_Short exercise:_
Write each record again exactly as it stands.

Figure dataset records:
((

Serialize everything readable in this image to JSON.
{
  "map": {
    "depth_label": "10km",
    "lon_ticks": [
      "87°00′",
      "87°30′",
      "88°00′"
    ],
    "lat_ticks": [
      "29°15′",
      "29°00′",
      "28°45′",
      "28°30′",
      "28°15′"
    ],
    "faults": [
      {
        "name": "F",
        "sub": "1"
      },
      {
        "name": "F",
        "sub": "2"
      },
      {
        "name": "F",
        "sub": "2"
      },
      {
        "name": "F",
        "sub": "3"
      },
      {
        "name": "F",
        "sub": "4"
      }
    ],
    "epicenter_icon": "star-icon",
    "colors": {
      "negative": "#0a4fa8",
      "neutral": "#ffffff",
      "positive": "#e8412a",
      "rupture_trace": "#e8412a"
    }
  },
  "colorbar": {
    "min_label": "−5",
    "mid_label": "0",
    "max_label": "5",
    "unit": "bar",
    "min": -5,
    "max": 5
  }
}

))

_The response:_
Serialize everything readable in this image to JSON.
{
  "map": {
    "depth_label": "10km",
    "lon_ticks": [
      "87°00′",
      "87°30′",
      "88°00′"
    ],
    "lat_ticks": [
      "29°15′",
      "29°00′",
      "28°45′",
      "28°30′",
      "28°15′"
    ],
    "faults": [
      {
        "name": "F",
        "sub": "1"
      },
      {
        "name": "F",
        "sub": "2"
      },
      {
        "name": "F",
        "sub": "2"
      },
      {
        "name": "F",
        "sub": "3"
      },
      {
        "name": "F",
        "sub": "4"
      }
    ],
    "epicenter_icon": "star-icon",
    "colors": {
      "negative": "#0a4fa8",
      "neutral": "#ffffff",
      "positive": "#e8412a",
      "rupture_trace": "#e8412a"
    }
  },
  "colorbar": {
    "min_label": "−5",
    "mid_label": "0",
    "max_label": "5",
    "unit": "bar",
    "min": -5,
    "max": 5
  }
}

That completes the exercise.